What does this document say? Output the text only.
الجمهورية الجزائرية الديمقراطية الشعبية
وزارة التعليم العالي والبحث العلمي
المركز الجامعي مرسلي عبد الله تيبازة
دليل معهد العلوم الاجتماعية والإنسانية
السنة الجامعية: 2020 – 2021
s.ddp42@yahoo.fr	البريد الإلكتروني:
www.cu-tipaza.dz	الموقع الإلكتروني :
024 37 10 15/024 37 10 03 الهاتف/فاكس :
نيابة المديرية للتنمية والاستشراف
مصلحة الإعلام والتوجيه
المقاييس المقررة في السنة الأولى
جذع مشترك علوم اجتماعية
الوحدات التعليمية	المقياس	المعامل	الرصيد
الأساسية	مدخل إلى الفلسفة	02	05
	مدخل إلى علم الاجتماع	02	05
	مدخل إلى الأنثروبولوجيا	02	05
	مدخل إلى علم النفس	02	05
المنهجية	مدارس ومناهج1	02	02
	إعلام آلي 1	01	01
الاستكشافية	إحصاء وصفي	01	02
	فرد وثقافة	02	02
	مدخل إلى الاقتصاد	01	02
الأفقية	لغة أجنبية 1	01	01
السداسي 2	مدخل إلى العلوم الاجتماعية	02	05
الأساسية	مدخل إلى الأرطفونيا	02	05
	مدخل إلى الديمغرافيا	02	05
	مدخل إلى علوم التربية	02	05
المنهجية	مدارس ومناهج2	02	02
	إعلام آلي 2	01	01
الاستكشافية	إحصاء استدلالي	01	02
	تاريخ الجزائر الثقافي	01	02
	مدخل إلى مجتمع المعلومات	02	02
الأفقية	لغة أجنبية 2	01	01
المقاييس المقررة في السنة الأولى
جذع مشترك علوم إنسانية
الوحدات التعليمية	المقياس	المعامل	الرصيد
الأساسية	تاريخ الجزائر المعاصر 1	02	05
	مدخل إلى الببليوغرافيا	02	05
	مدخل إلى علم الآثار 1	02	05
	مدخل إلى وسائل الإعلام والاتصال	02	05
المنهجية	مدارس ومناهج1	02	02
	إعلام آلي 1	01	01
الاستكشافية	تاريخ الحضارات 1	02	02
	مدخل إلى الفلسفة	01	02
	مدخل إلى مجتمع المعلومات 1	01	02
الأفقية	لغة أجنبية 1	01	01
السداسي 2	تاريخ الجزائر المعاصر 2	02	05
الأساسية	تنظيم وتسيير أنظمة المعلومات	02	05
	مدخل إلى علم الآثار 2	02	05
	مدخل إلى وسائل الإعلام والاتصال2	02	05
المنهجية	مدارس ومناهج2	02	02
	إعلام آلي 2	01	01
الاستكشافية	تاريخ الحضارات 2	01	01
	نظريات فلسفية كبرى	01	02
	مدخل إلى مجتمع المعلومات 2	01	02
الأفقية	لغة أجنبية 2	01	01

Task instructions –
Repeat every record, keeping each word and mark exactly as it is.

The solution –
What does this document say? Output the text only.
الجمهورية الجزائرية الديمقراطية الشعبية
وزارة التعليم العالي والبحث العلمي
المركز الجامعي مرسلي عبد الله تيبازة
دليل معهد العلوم الاجتماعية والإنسانية
السنة الجامعية: 2020 – 2021
s.ddp42@yahoo.fr	البريد الإلكتروني:
www.cu-tipaza.dz	الموقع الإلكتروني :
024 37 10 15/024 37 10 03 الهاتف/فاكس :
نيابة المديرية للتنمية والاستشراف
مصلحة الإعلام والتوجيه
المقاييس المقررة في السنة الأولى
جذع مشترك علوم اجتماعية
الوحدات التعليمية	المقياس	المعامل	الرصيد
الأساسية	مدخل إلى الفلسفة	02	05
	مدخل إلى علم الاجتماع	02	05
	مدخل إلى الأنثروبولوجيا	02	05
	مدخل إلى علم النفس	02	05
المنهجية	مدارس ومناهج1	02	02
	إعلام آلي 1	01	01
الاستكشافية	إحصاء وصفي	01	02
	فرد وثقافة	02	02
	مدخل إلى الاقتصاد	01	02
الأفقية	لغة أجنبية 1	01	01
السداسي 2	مدخل إلى العلوم الاجتماعية	02	05
الأساسية	مدخل إلى الأرطفونيا	02	05
	مدخل إلى الديمغرافيا	02	05
	مدخل إلى علوم التربية	02	05
المنهجية	مدارس ومناهج2	02	02
	إعلام آلي 2	01	01
الاستكشافية	إحصاء استدلالي	01	02
	تاريخ الجزائر الثقافي	01	02
	مدخل إلى مجتمع المعلومات	02	02
الأفقية	لغة أجنبية 2	01	01
المقاييس المقررة في السنة الأولى
جذع مشترك علوم إنسانية
الوحدات التعليمية	المقياس	المعامل	الرصيد
الأساسية	تاريخ الجزائر المعاصر 1	02	05
	مدخل إلى الببليوغرافيا	02	05
	مدخل إلى علم الآثار 1	02	05
	مدخل إلى وسائل الإعلام والاتصال	02	05
المنهجية	مدارس ومناهج1	02	02
	إعلام آلي 1	01	01
الاستكشافية	تاريخ الحضارات 1	02	02
	مدخل إلى الفلسفة	01	02
	مدخل إلى مجتمع المعلومات 1	01	02
الأفقية	لغة أجنبية 1	01	01
السداسي 2	تاريخ الجزائر المعاصر 2	02	05
الأساسية	تنظيم وتسيير أنظمة المعلومات	02	05
	مدخل إلى علم الآثار 2	02	05
	مدخل إلى وسائل الإعلام والاتصال2	02	05
المنهجية	مدارس ومناهج2	02	02
	إعلام آلي 2	01	01
الاستكشافية	تاريخ الحضارات 2	01	01
	نظريات فلسفية كبرى	01	02
	مدخل إلى مجتمع المعلومات 2	01	02
الأفقية	لغة أجنبية 2	01	01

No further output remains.